Report all lines from the entries below in which "region" appears.

------------------------------------------------------------------------

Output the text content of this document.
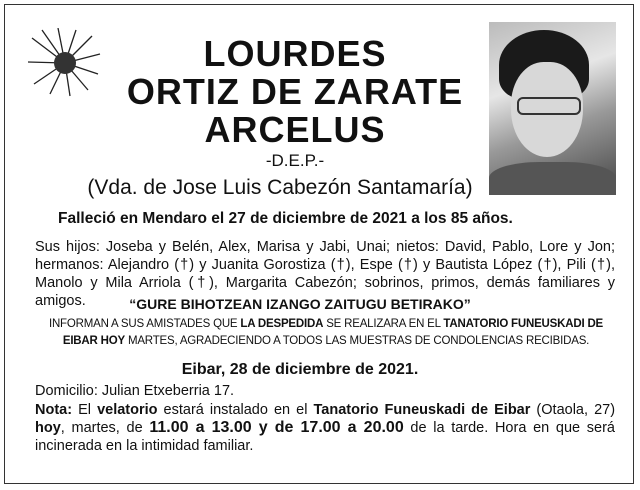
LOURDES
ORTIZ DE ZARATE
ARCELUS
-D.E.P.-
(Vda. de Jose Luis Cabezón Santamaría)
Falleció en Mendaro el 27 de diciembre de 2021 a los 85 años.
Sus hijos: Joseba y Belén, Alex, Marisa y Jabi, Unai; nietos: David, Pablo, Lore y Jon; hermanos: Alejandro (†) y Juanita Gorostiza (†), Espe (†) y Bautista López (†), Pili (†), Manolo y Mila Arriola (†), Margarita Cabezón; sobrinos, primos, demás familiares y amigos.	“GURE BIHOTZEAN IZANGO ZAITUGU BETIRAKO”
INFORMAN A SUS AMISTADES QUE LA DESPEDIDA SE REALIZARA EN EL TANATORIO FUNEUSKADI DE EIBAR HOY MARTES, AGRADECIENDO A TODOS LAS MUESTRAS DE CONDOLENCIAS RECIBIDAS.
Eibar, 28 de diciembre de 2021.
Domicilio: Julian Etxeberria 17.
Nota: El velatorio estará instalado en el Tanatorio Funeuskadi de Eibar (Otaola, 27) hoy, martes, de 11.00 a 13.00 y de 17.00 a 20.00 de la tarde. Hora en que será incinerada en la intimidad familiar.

------------------------------------------------------------------------

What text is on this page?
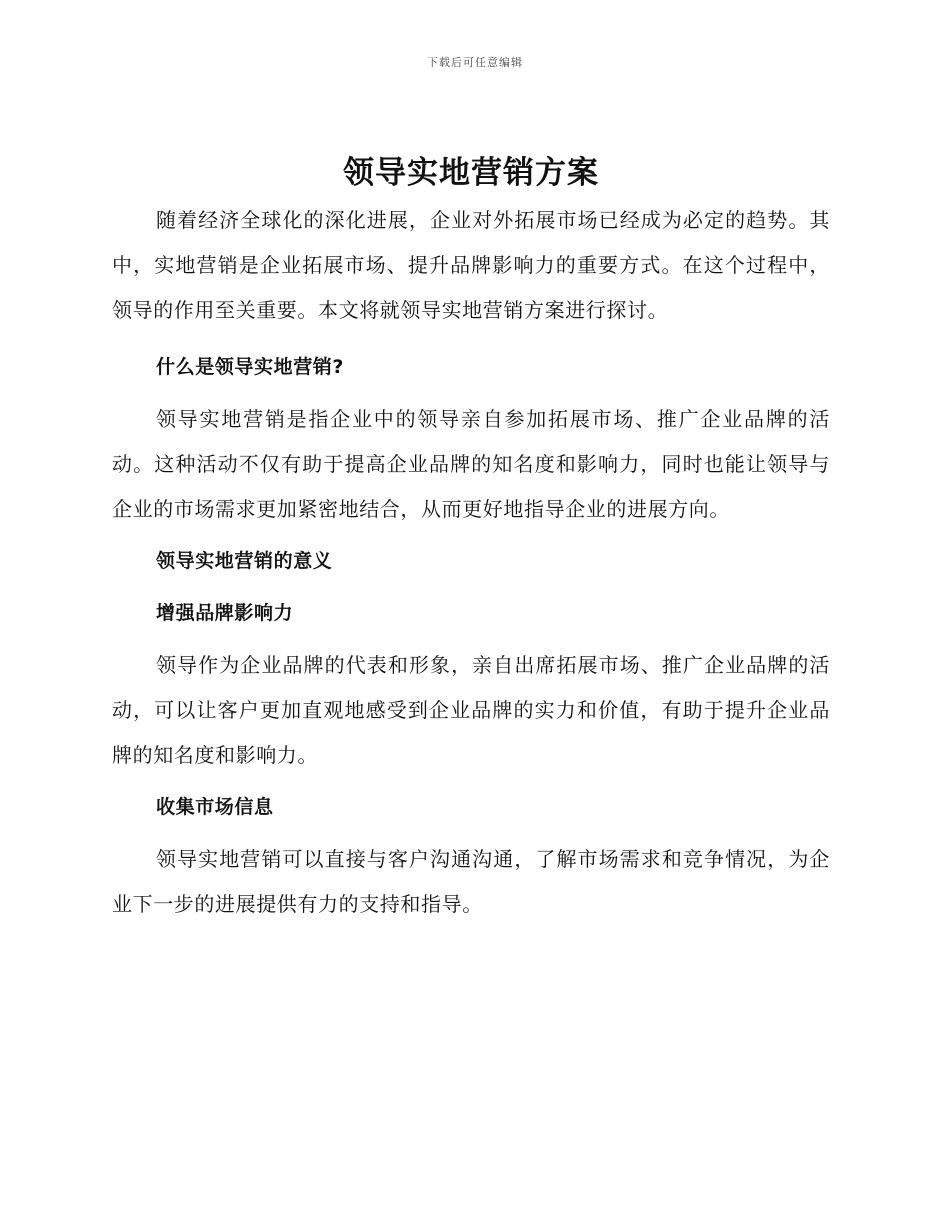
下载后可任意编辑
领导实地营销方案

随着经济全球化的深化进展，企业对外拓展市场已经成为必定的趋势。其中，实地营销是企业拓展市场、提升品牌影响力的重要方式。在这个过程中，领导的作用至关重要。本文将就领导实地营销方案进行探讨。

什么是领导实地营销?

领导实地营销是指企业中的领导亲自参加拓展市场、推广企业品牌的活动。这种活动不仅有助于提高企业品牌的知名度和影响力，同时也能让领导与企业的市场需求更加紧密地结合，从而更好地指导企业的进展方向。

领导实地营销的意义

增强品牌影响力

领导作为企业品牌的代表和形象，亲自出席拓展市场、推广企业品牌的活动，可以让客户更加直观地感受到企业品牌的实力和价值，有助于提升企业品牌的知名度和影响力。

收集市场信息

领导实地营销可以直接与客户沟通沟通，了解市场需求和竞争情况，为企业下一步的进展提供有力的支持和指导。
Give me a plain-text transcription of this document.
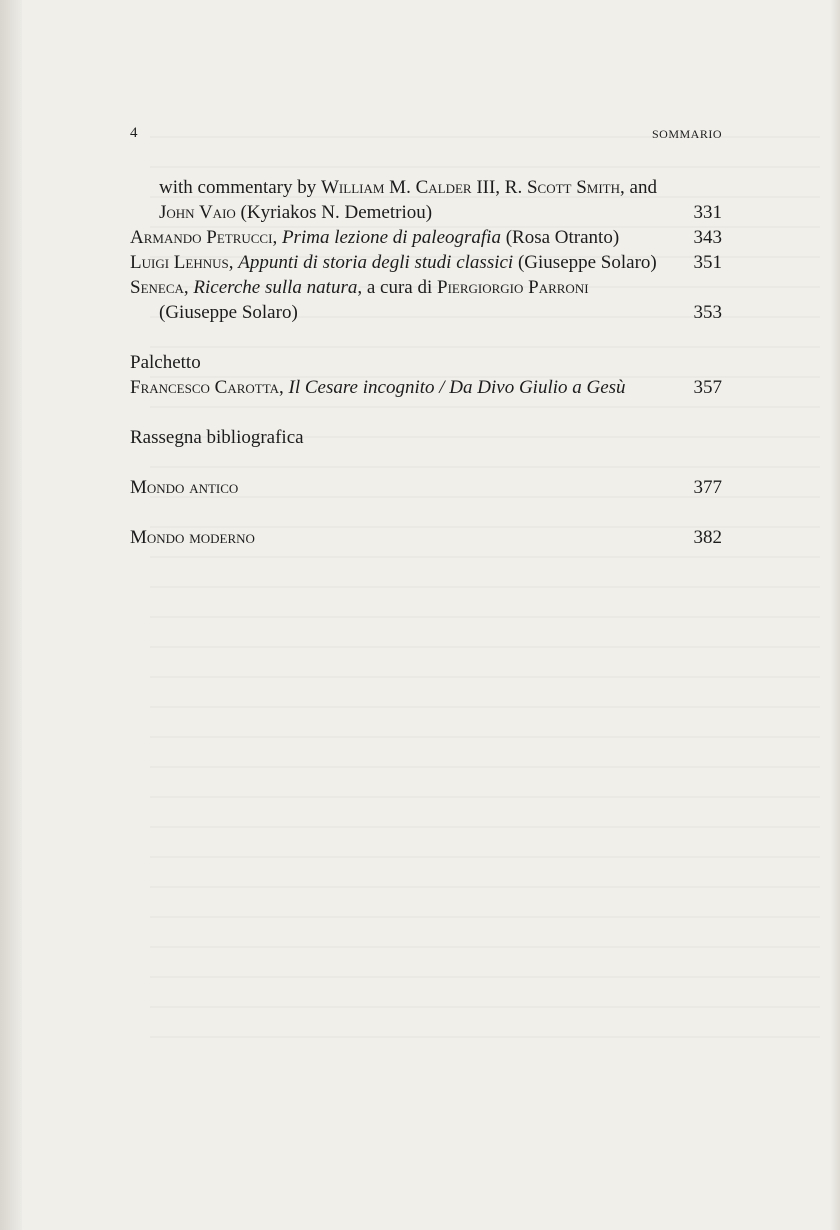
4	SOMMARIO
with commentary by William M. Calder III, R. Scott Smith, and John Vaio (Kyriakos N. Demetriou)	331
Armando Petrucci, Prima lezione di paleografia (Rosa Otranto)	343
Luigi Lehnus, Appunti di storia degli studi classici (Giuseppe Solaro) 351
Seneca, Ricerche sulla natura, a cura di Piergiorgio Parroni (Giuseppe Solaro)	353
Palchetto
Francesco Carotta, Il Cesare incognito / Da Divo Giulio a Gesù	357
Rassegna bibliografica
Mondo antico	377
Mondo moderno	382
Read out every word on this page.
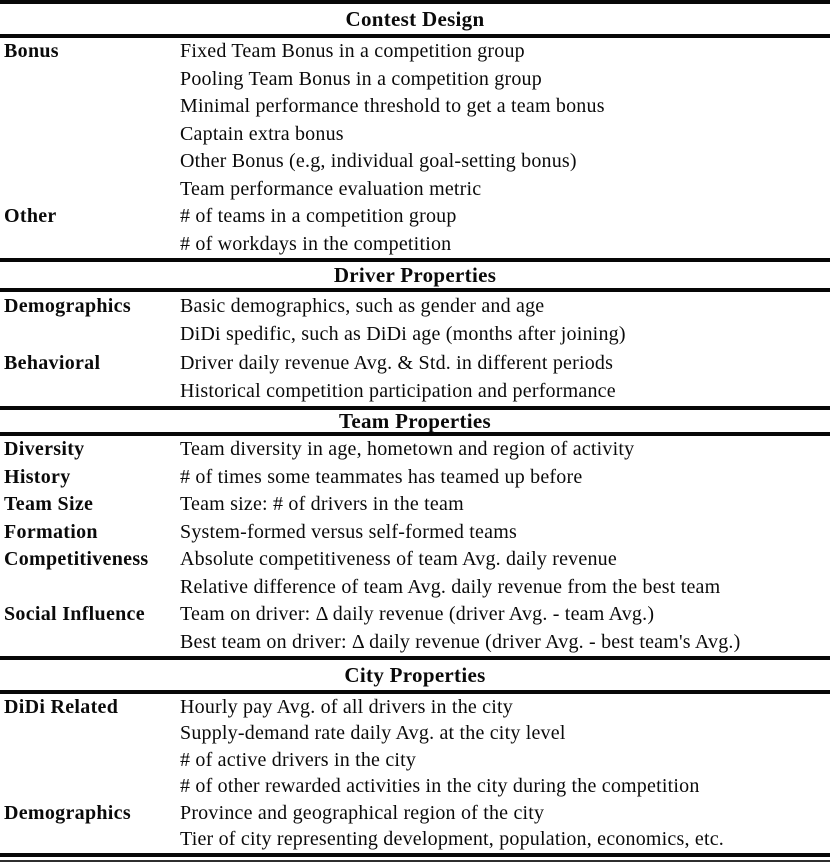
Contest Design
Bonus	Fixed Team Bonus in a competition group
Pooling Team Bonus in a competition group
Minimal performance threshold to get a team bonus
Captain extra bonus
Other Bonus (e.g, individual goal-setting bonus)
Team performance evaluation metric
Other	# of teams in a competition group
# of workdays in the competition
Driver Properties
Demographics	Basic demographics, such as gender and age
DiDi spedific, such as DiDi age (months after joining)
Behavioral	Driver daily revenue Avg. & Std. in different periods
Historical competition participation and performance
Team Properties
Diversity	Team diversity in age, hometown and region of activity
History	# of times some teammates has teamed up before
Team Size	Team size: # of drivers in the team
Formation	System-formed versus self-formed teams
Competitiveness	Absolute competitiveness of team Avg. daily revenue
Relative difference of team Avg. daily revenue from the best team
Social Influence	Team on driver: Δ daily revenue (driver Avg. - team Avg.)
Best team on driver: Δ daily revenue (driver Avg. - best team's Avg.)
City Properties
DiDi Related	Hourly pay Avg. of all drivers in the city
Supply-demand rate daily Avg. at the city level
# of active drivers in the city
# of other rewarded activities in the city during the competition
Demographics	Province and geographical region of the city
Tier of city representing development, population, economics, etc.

------------------------------------------------------------------------

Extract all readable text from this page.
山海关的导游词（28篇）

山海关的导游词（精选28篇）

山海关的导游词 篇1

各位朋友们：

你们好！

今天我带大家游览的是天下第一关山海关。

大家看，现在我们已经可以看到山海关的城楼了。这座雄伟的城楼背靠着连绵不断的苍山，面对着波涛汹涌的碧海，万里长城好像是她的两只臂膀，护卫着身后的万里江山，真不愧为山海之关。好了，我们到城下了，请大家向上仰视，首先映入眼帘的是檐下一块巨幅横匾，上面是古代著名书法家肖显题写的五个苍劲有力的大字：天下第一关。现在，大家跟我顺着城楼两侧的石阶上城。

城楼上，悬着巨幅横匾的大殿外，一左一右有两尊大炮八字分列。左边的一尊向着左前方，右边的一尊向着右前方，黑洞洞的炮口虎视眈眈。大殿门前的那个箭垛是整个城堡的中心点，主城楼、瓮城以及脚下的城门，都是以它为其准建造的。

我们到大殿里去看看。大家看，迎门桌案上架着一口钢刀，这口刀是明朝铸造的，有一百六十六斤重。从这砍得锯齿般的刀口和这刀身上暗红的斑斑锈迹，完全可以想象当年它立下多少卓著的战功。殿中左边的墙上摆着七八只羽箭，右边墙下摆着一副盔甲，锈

------------------------------------------------------------------------

--- Result ---
Diversity	Team diversity in age, hometown and region of activity
Demographics	Province and geographical region of the city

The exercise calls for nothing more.